Start

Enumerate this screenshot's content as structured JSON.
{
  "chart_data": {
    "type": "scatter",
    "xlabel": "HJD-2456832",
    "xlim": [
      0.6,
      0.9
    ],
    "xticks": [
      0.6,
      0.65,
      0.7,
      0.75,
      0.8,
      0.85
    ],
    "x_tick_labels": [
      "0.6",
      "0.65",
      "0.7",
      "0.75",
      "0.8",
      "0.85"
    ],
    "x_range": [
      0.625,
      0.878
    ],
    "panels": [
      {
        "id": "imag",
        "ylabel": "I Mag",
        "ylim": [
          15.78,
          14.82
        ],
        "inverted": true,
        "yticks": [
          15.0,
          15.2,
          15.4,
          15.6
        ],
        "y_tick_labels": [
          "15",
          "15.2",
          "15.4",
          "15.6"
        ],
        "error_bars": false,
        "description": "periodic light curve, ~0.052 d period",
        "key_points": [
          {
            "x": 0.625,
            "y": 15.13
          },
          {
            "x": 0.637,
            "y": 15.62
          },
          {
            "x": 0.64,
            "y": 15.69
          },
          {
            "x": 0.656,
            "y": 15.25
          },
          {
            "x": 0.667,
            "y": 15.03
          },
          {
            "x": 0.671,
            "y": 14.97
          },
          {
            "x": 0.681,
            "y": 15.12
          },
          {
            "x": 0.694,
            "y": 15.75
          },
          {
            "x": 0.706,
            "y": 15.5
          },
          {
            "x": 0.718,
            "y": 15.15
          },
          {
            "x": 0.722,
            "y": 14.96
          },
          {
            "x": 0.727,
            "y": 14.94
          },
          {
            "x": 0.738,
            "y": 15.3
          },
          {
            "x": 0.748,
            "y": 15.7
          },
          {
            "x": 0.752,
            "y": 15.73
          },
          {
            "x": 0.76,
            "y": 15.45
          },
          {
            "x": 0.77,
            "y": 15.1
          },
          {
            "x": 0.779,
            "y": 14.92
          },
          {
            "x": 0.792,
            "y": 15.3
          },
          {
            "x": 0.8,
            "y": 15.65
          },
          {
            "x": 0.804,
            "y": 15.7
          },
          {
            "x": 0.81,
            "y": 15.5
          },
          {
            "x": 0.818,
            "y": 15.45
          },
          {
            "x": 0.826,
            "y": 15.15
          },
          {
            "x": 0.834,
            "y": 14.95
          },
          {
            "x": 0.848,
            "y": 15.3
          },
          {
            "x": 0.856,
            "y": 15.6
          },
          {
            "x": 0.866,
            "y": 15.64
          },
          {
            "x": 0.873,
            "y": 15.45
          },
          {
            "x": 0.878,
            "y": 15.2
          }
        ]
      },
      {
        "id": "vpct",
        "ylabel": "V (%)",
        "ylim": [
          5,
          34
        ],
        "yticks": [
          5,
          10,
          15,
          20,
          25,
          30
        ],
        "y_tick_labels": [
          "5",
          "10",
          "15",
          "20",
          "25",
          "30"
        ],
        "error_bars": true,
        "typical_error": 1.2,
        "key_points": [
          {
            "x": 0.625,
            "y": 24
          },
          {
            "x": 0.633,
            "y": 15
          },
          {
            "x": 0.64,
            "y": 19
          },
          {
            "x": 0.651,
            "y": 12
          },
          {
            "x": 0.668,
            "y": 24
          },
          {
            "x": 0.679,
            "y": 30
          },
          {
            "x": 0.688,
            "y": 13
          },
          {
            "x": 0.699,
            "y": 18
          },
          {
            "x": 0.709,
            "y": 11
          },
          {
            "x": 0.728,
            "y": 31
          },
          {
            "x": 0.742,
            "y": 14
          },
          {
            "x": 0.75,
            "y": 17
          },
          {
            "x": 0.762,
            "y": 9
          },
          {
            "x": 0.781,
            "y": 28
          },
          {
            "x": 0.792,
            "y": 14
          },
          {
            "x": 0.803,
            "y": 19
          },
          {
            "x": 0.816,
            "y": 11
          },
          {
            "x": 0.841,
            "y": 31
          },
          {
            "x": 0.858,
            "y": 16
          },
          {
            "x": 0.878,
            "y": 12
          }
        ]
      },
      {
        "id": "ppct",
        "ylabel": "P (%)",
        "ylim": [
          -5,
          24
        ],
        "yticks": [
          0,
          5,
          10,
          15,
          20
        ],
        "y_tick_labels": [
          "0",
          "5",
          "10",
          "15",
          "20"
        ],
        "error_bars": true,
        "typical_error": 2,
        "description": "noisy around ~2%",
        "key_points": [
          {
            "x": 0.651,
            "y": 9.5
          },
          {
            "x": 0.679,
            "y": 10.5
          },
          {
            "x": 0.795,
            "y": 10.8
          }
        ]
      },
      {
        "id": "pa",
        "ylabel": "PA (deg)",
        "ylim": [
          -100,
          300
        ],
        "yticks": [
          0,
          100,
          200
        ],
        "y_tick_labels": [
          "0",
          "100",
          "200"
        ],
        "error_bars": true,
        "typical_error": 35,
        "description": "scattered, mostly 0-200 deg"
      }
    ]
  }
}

End

> [EXERCISE]: Would you reproduce all the entries exactly?

> [RESPONSE TO THIS TASK]:
Enumerate this screenshot's content as structured JSON.
{
  "chart_data": {
    "type": "scatter",
    "xlabel": "HJD-2456832",
    "xlim": [
      0.6,
      0.9
    ],
    "xticks": [
      0.6,
      0.65,
      0.7,
      0.75,
      0.8,
      0.85
    ],
    "x_tick_labels": [
      "0.6",
      "0.65",
      "0.7",
      "0.75",
      "0.8",
      "0.85"
    ],
    "x_range": [
      0.625,
      0.878
    ],
    "panels": [
      {
        "id": "imag",
        "ylabel": "I Mag",
        "ylim": [
          15.78,
          14.82
        ],
        "inverted": true,
        "yticks": [
          15.0,
          15.2,
          15.4,
          15.6
        ],
        "y_tick_labels": [
          "15",
          "15.2",
          "15.4",
          "15.6"
        ],
        "error_bars": false,
        "description": "periodic light curve, ~0.052 d period",
        "key_points": [
          {
            "x": 0.625,
            "y": 15.13
          },
          {
            "x": 0.637,
            "y": 15.62
          },
          {
            "x": 0.64,
            "y": 15.69
          },
          {
            "x": 0.656,
            "y": 15.25
          },
          {
            "x": 0.667,
            "y": 15.03
          },
          {
            "x": 0.671,
            "y": 14.97
          },
          {
            "x": 0.681,
            "y": 15.12
          },
          {
            "x": 0.694,
            "y": 15.75
          },
          {
            "x": 0.706,
            "y": 15.5
          },
          {
            "x": 0.718,
            "y": 15.15
          },
          {
            "x": 0.722,
            "y": 14.96
          },
          {
            "x": 0.727,
            "y": 14.94
          },
          {
            "x": 0.738,
            "y": 15.3
          },
          {
            "x": 0.748,
            "y": 15.7
          },
          {
            "x": 0.752,
            "y": 15.73
          },
          {
            "x": 0.76,
            "y": 15.45
          },
          {
            "x": 0.77,
            "y": 15.1
          },
          {
            "x": 0.779,
            "y": 14.92
          },
          {
            "x": 0.792,
            "y": 15.3
          },
          {
            "x": 0.8,
            "y": 15.65
          },
          {
            "x": 0.804,
            "y": 15.7
          },
          {
            "x": 0.81,
            "y": 15.5
          },
          {
            "x": 0.818,
            "y": 15.45
          },
          {
            "x": 0.826,
            "y": 15.15
          },
          {
            "x": 0.834,
            "y": 14.95
          },
          {
            "x": 0.848,
            "y": 15.3
          },
          {
            "x": 0.856,
            "y": 15.6
          },
          {
            "x": 0.866,
            "y": 15.64
          },
          {
            "x": 0.873,
            "y": 15.45
          },
          {
            "x": 0.878,
            "y": 15.2
          }
        ]
      },
      {
        "id": "vpct",
        "ylabel": "V (%)",
        "ylim": [
          5,
          34
        ],
        "yticks": [
          5,
          10,
          15,
          20,
          25,
          30
        ],
        "y_tick_labels": [
          "5",
          "10",
          "15",
          "20",
          "25",
          "30"
        ],
        "error_bars": true,
        "typical_error": 1.2,
        "key_points": [
          {
            "x": 0.625,
            "y": 24
          },
          {
            "x": 0.633,
            "y": 15
          },
          {
            "x": 0.64,
            "y": 19
          },
          {
            "x": 0.651,
            "y": 12
          },
          {
            "x": 0.668,
            "y": 24
          },
          {
            "x": 0.679,
            "y": 30
          },
          {
            "x": 0.688,
            "y": 13
          },
          {
            "x": 0.699,
            "y": 18
          },
          {
            "x": 0.709,
            "y": 11
          },
          {
            "x": 0.728,
            "y": 31
          },
          {
            "x": 0.742,
            "y": 14
          },
          {
            "x": 0.75,
            "y": 17
          },
          {
            "x": 0.762,
            "y": 9
          },
          {
            "x": 0.781,
            "y": 28
          },
          {
            "x": 0.792,
            "y": 14
          },
          {
            "x": 0.803,
            "y": 19
          },
          {
            "x": 0.816,
            "y": 11
          },
          {
            "x": 0.841,
            "y": 31
          },
          {
            "x": 0.858,
            "y": 16
          },
          {
            "x": 0.878,
            "y": 12
          }
        ]
      },
      {
        "id": "ppct",
        "ylabel": "P (%)",
        "ylim": [
          -5,
          24
        ],
        "yticks": [
          0,
          5,
          10,
          15,
          20
        ],
        "y_tick_labels": [
          "0",
          "5",
          "10",
          "15",
          "20"
        ],
        "error_bars": true,
        "typical_error": 2,
        "description": "noisy around ~2%",
        "key_points": [
          {
            "x": 0.651,
            "y": 9.5
          },
          {
            "x": 0.679,
            "y": 10.5
          },
          {
            "x": 0.795,
            "y": 10.8
          }
        ]
      },
      {
        "id": "pa",
        "ylabel": "PA (deg)",
        "ylim": [
          -100,
          300
        ],
        "yticks": [
          0,
          100,
          200
        ],
        "y_tick_labels": [
          "0",
          "100",
          "200"
        ],
        "error_bars": true,
        "typical_error": 35,
        "description": "scattered, mostly 0-200 deg"
      }
    ]
  }
}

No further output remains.